* Given text
::::::::
ROI-based analyses were conducted using the three probabilistic brain atlases. There were no regions reaching a significant level. However, the detected regions by VBM come to appear when p value increased to 0.02. Here, it should be noted that these atlases had several brain region labels such that some labels were similar but the other labels were different.

VBM versus ROI

One of the aims of this research was to compare the results of VBM to the results of the ROI analysis on the same dataset. For comparison, in VBM, a two-tailed t test with TIV covariate of no interest was employed because replicating the main effects on ROI analysis was interested.

While VBM analysis found two regions of lower GM ratios—namely the left precentral gyrus and right precuneus—in the patient group in comparison to the healthy group, the ROI analysis showed no difference in GM ratios between the two groups.

The reasons for these different results may stem from methodological differences between VBM and ROI methods, which can affect the results. Here, we have discussed it briefly.

In ROI analysis using a probabilistic atlas, an individual brain image was transformed and compared to the atlas as a template. This transformation may cause differences between the image and multiple images constructing the atlas. On the other hand, in a diseased population, local individual brain regions are highly variable, and thus, smaller regions or unusual conformation patterns are more subject to error when transforming. Therefore, appearing and vanishing of some differences may be caused due to inappropriate registration to the atlas.
::::::::
* Extracted records

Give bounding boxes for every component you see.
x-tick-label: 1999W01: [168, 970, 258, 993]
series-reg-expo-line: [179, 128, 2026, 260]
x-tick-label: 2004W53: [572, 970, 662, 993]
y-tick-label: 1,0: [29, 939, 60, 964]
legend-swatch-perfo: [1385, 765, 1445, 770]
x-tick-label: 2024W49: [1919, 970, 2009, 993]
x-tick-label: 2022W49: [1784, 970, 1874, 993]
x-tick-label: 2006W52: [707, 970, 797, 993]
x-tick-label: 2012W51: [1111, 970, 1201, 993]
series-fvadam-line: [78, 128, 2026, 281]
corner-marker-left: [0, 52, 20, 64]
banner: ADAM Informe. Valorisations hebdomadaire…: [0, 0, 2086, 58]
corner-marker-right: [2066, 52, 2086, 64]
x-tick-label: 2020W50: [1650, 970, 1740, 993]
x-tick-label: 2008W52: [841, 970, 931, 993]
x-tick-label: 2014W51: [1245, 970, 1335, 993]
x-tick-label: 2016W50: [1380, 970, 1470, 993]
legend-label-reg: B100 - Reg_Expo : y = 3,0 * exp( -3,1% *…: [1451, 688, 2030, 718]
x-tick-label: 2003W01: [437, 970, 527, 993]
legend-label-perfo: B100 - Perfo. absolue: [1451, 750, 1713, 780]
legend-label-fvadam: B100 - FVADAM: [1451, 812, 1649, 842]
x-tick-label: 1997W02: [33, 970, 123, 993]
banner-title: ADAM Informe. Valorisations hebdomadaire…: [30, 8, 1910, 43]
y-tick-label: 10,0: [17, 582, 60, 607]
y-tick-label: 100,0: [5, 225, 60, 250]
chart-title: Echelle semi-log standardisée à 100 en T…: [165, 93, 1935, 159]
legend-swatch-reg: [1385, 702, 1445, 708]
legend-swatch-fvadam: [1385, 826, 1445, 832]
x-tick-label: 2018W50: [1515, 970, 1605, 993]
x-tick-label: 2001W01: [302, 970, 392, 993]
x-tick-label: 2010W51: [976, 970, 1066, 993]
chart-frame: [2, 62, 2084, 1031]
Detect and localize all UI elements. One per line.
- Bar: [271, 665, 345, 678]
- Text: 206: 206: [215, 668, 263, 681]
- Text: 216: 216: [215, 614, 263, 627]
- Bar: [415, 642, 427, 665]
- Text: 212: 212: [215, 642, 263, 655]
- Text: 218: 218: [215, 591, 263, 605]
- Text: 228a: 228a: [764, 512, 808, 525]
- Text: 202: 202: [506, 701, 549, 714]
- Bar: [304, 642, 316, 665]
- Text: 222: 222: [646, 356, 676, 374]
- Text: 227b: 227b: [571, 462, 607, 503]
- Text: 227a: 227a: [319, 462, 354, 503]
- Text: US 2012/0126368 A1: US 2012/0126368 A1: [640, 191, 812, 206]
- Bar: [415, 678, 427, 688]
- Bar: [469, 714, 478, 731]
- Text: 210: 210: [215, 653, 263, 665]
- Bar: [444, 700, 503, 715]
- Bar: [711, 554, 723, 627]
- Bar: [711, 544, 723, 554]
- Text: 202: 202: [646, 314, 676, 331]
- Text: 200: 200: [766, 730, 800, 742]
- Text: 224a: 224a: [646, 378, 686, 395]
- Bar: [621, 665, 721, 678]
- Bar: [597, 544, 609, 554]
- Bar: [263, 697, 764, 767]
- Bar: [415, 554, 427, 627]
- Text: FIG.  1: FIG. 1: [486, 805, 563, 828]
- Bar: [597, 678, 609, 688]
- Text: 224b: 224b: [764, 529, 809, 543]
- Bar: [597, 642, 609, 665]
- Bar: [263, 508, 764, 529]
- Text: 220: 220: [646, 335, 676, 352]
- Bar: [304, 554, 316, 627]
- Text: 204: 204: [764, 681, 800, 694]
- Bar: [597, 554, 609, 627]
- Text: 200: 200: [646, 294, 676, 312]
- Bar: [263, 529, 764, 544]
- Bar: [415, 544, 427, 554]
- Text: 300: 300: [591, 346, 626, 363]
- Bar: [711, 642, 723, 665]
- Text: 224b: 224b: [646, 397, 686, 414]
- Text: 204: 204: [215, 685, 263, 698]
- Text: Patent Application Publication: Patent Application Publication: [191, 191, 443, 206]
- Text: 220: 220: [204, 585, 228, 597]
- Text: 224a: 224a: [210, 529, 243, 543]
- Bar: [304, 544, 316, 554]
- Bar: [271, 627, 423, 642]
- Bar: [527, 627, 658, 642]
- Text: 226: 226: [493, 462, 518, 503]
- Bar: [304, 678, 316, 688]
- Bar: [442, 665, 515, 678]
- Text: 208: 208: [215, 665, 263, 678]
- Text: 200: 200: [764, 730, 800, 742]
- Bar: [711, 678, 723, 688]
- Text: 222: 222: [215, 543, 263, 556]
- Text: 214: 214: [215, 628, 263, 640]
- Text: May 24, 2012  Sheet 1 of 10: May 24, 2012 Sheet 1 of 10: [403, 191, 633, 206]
::::::::
* About this task
Reproduce everything in the VBM and ROI passage from "The reasons for" down to "discussed it briefly.".

* Solution
The reasons for these different results may stem from methodological differences between VBM and ROI methods, which can affect the results. Here, we have discussed it briefly.